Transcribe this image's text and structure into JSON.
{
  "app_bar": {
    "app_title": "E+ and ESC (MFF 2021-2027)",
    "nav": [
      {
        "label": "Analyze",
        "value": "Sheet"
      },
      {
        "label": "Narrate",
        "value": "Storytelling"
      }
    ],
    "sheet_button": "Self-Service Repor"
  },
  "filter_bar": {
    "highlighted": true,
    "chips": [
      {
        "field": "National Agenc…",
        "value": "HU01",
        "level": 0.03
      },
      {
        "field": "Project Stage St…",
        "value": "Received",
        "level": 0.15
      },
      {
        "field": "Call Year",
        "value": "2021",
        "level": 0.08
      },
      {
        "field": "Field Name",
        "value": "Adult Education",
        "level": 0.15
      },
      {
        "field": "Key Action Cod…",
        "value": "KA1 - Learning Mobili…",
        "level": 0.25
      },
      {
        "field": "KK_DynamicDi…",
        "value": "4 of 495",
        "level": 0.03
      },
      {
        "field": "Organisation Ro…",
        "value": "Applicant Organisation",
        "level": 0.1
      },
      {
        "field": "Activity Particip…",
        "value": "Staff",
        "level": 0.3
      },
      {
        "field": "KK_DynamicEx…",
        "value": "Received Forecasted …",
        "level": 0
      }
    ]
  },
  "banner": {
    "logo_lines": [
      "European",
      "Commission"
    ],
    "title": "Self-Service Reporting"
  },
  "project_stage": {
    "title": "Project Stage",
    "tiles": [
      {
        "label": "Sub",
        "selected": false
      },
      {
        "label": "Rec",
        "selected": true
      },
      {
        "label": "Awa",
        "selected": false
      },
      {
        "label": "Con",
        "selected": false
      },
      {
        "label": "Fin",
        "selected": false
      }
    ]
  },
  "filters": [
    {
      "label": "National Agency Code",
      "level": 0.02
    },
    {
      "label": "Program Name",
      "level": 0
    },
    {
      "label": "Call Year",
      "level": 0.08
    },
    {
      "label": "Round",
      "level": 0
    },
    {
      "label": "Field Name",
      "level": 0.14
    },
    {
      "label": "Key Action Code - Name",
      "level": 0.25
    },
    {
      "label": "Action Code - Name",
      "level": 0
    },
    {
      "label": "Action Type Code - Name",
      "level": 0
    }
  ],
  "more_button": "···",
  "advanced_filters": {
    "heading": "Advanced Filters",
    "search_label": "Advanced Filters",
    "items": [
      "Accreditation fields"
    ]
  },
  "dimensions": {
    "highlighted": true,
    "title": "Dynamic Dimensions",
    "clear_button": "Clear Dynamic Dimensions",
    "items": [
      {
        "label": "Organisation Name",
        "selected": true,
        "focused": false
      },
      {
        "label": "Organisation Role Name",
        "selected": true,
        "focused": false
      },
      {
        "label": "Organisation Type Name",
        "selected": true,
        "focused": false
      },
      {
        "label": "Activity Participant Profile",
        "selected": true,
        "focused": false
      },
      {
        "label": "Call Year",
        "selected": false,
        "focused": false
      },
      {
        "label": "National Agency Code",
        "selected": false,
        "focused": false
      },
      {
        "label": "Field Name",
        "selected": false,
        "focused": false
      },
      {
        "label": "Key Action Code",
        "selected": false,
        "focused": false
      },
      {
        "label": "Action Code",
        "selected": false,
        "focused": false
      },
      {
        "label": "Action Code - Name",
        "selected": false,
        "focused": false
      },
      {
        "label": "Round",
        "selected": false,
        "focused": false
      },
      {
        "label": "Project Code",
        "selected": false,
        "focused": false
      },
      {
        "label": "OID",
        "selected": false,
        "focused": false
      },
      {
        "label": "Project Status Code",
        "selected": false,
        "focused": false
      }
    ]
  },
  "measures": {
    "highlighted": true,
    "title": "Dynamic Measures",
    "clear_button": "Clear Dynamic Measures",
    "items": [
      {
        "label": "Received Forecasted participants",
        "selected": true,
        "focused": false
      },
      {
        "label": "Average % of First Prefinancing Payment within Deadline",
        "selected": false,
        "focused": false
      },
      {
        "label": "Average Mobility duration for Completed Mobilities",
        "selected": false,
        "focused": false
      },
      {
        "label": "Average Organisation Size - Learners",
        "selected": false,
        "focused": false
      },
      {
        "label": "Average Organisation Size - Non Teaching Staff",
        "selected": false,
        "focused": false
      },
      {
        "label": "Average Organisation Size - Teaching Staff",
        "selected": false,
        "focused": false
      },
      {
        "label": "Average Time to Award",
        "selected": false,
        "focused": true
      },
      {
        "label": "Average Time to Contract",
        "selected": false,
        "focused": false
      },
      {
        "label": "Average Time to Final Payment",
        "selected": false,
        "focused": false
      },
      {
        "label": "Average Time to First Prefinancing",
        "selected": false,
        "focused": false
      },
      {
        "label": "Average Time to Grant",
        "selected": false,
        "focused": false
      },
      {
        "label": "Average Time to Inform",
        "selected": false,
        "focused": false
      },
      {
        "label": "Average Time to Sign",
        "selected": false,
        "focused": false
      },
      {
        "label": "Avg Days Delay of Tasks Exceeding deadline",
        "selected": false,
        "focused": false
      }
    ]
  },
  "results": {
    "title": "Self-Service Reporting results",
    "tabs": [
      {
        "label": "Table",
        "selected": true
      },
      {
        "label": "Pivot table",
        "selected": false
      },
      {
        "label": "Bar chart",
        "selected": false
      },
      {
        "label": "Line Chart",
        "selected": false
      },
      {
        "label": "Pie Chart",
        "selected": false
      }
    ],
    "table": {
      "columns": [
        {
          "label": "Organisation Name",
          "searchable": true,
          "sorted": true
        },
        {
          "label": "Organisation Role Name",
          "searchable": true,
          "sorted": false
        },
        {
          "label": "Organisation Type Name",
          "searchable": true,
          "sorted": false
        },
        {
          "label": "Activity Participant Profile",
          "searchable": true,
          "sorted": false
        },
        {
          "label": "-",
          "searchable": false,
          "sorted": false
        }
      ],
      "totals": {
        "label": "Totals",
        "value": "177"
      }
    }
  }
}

Objective
Copy out the full listing exactly.

Worked solution
Transcribe this image's text and structure into JSON.
{
  "app_bar": {
    "app_title": "E+ and ESC (MFF 2021-2027)",
    "nav": [
      {
        "label": "Analyze",
        "value": "Sheet"
      },
      {
        "label": "Narrate",
        "value": "Storytelling"
      }
    ],
    "sheet_button": "Self-Service Repor"
  },
  "filter_bar": {
    "highlighted": true,
    "chips": [
      {
        "field": "National Agenc…",
        "value": "HU01",
        "level": 0.03
      },
      {
        "field": "Project Stage St…",
        "value": "Received",
        "level": 0.15
      },
      {
        "field": "Call Year",
        "value": "2021",
        "level": 0.08
      },
      {
        "field": "Field Name",
        "value": "Adult Education",
        "level": 0.15
      },
      {
        "field": "Key Action Cod…",
        "value": "KA1 - Learning Mobili…",
        "level": 0.25
      },
      {
        "field": "KK_DynamicDi…",
        "value": "4 of 495",
        "level": 0.03
      },
      {
        "field": "Organisation Ro…",
        "value": "Applicant Organisation",
        "level": 0.1
      },
      {
        "field": "Activity Particip…",
        "value": "Staff",
        "level": 0.3
      },
      {
        "field": "KK_DynamicEx…",
        "value": "Received Forecasted …",
        "level": 0
      }
    ]
  },
  "banner": {
    "logo_lines": [
      "European",
      "Commission"
    ],
    "title": "Self-Service Reporting"
  },
  "project_stage": {
    "title": "Project Stage",
    "tiles": [
      {
        "label": "Sub",
        "selected": false
      },
      {
        "label": "Rec",
        "selected": true
      },
      {
        "label": "Awa",
        "selected": false
      },
      {
        "label": "Con",
        "selected": false
      },
      {
        "label": "Fin",
        "selected": false
      }
    ]
  },
  "filters": [
    {
      "label": "National Agency Code",
      "level": 0.02
    },
    {
      "label": "Program Name",
      "level": 0
    },
    {
      "label": "Call Year",
      "level": 0.08
    },
    {
      "label": "Round",
      "level": 0
    },
    {
      "label": "Field Name",
      "level": 0.14
    },
    {
      "label": "Key Action Code - Name",
      "level": 0.25
    },
    {
      "label": "Action Code - Name",
      "level": 0
    },
    {
      "label": "Action Type Code - Name",
      "level": 0
    }
  ],
  "more_button": "···",
  "advanced_filters": {
    "heading": "Advanced Filters",
    "search_label": "Advanced Filters",
    "items": [
      "Accreditation fields"
    ]
  },
  "dimensions": {
    "highlighted": true,
    "title": "Dynamic Dimensions",
    "clear_button": "Clear Dynamic Dimensions",
    "items": [
      {
        "label": "Organisation Name",
        "selected": true,
        "focused": false
      },
      {
        "label": "Organisation Role Name",
        "selected": true,
        "focused": false
      },
      {
        "label": "Organisation Type Name",
        "selected": true,
        "focused": false
      },
      {
        "label": "Activity Participant Profile",
        "selected": true,
        "focused": false
      },
      {
        "label": "Call Year",
        "selected": false,
        "focused": false
      },
      {
        "label": "National Agency Code",
        "selected": false,
        "focused": false
      },
      {
        "label": "Field Name",
        "selected": false,
        "focused": false
      },
      {
        "label": "Key Action Code",
        "selected": false,
        "focused": false
      },
      {
        "label": "Action Code",
        "selected": false,
        "focused": false
      },
      {
        "label": "Action Code - Name",
        "selected": false,
        "focused": false
      },
      {
        "label": "Round",
        "selected": false,
        "focused": false
      },
      {
        "label": "Project Code",
        "selected": false,
        "focused": false
      },
      {
        "label": "OID",
        "selected": false,
        "focused": false
      },
      {
        "label": "Project Status Code",
        "selected": false,
        "focused": false
      }
    ]
  },
  "measures": {
    "highlighted": true,
    "title": "Dynamic Measures",
    "clear_button": "Clear Dynamic Measures",
    "items": [
      {
        "label": "Received Forecasted participants",
        "selected": true,
        "focused": false
      },
      {
        "label": "Average % of First Prefinancing Payment within Deadline",
        "selected": false,
        "focused": false
      },
      {
        "label": "Average Mobility duration for Completed Mobilities",
        "selected": false,
        "focused": false
      },
      {
        "label": "Average Organisation Size - Learners",
        "selected": false,
        "focused": false
      },
      {
        "label": "Average Organisation Size - Non Teaching Staff",
        "selected": false,
        "focused": false
      },
      {
        "label": "Average Organisation Size - Teaching Staff",
        "selected": false,
        "focused": false
      },
      {
        "label": "Average Time to Award",
        "selected": false,
        "focused": true
      },
      {
        "label": "Average Time to Contract",
        "selected": false,
        "focused": false
      },
      {
        "label": "Average Time to Final Payment",
        "selected": false,
        "focused": false
      },
      {
        "label": "Average Time to First Prefinancing",
        "selected": false,
        "focused": false
      },
      {
        "label": "Average Time to Grant",
        "selected": false,
        "focused": false
      },
      {
        "label": "Average Time to Inform",
        "selected": false,
        "focused": false
      },
      {
        "label": "Average Time to Sign",
        "selected": false,
        "focused": false
      },
      {
        "label": "Avg Days Delay of Tasks Exceeding deadline",
        "selected": false,
        "focused": false
      }
    ]
  },
  "results": {
    "title": "Self-Service Reporting results",
    "tabs": [
      {
        "label": "Table",
        "selected": true
      },
      {
        "label": "Pivot table",
        "selected": false
      },
      {
        "label": "Bar chart",
        "selected": false
      },
      {
        "label": "Line Chart",
        "selected": false
      },
      {
        "label": "Pie Chart",
        "selected": false
      }
    ],
    "table": {
      "columns": [
        {
          "label": "Organisation Name",
          "searchable": true,
          "sorted": true
        },
        {
          "label": "Organisation Role Name",
          "searchable": true,
          "sorted": false
        },
        {
          "label": "Organisation Type Name",
          "searchable": true,
          "sorted": false
        },
        {
          "label": "Activity Participant Profile",
          "searchable": true,
          "sorted": false
        },
        {
          "label": "-",
          "searchable": false,
          "sorted": false
        }
      ],
      "totals": {
        "label": "Totals",
        "value": "177"
      }
    }
  }
}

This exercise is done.